◆ Records contained in a dataset:

══════

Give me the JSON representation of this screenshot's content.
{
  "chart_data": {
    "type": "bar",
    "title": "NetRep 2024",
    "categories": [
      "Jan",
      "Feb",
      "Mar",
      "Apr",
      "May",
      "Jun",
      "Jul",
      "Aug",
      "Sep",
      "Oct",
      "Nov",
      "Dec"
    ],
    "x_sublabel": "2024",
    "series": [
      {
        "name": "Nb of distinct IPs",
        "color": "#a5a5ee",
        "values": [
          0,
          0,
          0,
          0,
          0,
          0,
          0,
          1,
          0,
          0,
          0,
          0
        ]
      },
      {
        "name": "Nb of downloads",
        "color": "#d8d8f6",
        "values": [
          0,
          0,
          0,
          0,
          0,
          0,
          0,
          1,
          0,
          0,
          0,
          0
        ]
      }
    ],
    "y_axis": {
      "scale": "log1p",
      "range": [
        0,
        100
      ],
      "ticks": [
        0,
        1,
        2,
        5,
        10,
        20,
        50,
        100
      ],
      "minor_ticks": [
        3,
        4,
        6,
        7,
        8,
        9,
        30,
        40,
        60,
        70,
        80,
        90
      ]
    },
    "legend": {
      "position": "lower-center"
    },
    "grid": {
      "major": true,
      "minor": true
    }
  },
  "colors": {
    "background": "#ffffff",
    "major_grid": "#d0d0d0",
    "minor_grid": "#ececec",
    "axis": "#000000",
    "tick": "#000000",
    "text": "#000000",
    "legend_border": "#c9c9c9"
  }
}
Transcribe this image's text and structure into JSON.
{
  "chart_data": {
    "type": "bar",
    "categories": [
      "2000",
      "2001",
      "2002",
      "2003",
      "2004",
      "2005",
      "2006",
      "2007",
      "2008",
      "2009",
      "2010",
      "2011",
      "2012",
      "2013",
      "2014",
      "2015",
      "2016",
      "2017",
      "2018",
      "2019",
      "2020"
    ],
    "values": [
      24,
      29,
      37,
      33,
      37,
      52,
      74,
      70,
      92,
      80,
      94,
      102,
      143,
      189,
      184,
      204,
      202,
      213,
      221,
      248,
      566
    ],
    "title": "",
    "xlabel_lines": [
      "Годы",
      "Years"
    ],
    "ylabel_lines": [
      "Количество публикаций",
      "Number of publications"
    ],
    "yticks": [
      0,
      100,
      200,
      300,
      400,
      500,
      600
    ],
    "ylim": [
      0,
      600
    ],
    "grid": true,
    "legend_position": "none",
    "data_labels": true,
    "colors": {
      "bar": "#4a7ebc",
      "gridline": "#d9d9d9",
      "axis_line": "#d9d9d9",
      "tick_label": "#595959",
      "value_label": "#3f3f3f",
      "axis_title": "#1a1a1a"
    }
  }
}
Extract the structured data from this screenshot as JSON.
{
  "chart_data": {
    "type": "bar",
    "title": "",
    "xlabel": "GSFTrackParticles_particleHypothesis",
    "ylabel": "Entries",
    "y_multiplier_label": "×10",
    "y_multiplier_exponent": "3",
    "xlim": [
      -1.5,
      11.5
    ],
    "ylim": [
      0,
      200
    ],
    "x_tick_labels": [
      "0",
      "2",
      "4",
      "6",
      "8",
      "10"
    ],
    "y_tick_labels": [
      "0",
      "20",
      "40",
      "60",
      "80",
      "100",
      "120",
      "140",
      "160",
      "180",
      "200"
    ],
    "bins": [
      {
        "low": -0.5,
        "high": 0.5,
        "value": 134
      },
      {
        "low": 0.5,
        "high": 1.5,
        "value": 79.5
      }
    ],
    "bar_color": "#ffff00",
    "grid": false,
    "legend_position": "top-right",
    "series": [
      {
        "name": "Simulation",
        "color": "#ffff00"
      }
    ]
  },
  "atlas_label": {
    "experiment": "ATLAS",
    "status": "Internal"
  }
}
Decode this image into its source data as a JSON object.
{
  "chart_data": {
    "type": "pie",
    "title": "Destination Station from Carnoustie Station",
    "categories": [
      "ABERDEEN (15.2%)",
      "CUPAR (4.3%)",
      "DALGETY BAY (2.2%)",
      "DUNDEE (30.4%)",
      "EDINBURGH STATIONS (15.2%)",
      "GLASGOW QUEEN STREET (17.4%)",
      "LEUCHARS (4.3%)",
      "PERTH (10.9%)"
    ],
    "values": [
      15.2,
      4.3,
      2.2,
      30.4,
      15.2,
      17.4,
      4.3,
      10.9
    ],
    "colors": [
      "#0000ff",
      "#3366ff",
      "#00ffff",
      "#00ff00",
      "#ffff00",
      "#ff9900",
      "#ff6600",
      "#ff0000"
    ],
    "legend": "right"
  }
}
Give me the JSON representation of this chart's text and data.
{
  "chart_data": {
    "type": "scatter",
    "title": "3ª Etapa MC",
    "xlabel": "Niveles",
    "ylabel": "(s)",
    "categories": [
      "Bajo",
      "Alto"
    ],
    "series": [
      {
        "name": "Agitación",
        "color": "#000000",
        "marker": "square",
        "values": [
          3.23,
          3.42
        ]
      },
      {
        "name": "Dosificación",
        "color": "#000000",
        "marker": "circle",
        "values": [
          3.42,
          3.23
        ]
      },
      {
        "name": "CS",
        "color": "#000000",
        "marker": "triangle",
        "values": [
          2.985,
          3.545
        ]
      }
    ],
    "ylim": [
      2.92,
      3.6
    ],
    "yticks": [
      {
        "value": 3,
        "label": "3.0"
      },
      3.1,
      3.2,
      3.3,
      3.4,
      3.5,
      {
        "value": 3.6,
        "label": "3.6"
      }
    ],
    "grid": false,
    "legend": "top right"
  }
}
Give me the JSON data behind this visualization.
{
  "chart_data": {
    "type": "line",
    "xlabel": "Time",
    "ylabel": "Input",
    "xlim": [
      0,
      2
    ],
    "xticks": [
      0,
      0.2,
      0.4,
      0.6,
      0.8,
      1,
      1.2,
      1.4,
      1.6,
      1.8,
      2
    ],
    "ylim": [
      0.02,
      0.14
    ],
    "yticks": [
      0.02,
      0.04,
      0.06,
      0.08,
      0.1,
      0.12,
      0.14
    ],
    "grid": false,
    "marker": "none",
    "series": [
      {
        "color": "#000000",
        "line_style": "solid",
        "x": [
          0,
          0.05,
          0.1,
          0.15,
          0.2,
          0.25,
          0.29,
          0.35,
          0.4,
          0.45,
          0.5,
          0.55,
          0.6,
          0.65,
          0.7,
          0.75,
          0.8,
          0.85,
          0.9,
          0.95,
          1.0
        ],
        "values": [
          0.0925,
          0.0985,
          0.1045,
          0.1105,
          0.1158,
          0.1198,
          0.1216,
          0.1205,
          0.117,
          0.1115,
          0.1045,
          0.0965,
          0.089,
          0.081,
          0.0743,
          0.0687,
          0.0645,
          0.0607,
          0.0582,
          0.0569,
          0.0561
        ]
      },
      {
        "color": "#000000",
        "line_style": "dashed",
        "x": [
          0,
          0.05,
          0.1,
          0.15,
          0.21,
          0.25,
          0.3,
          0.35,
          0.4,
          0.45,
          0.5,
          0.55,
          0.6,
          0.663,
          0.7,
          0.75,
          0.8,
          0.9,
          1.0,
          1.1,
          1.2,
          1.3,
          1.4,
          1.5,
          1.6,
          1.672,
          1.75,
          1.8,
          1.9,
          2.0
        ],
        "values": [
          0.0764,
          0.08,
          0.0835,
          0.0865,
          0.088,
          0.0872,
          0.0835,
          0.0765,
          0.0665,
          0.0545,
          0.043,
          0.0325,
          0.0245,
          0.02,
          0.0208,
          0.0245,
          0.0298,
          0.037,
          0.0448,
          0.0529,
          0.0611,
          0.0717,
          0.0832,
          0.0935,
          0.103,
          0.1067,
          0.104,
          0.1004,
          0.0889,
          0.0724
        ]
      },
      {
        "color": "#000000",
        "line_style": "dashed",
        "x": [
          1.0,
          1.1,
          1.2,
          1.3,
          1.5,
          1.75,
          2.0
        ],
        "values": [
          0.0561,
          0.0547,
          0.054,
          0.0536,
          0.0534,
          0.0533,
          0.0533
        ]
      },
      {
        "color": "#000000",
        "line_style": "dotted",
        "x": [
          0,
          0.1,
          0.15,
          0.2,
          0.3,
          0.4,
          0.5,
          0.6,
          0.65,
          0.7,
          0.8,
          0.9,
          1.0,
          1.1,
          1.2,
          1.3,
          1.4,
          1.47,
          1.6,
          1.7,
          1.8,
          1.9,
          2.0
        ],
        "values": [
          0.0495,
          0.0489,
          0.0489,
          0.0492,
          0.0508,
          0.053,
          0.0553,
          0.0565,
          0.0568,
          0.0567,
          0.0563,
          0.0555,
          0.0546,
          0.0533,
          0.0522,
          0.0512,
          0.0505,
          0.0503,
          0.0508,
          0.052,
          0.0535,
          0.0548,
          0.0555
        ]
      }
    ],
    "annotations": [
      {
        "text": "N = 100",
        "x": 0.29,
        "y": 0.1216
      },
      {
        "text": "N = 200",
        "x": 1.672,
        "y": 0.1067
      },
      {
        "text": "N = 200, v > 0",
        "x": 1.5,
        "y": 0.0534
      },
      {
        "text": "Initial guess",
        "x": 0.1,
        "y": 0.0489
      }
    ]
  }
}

══════

◆ What the exercise asks: State the count of lines with the word "marker" in them, and write nothing else.

◆ Finished task: 4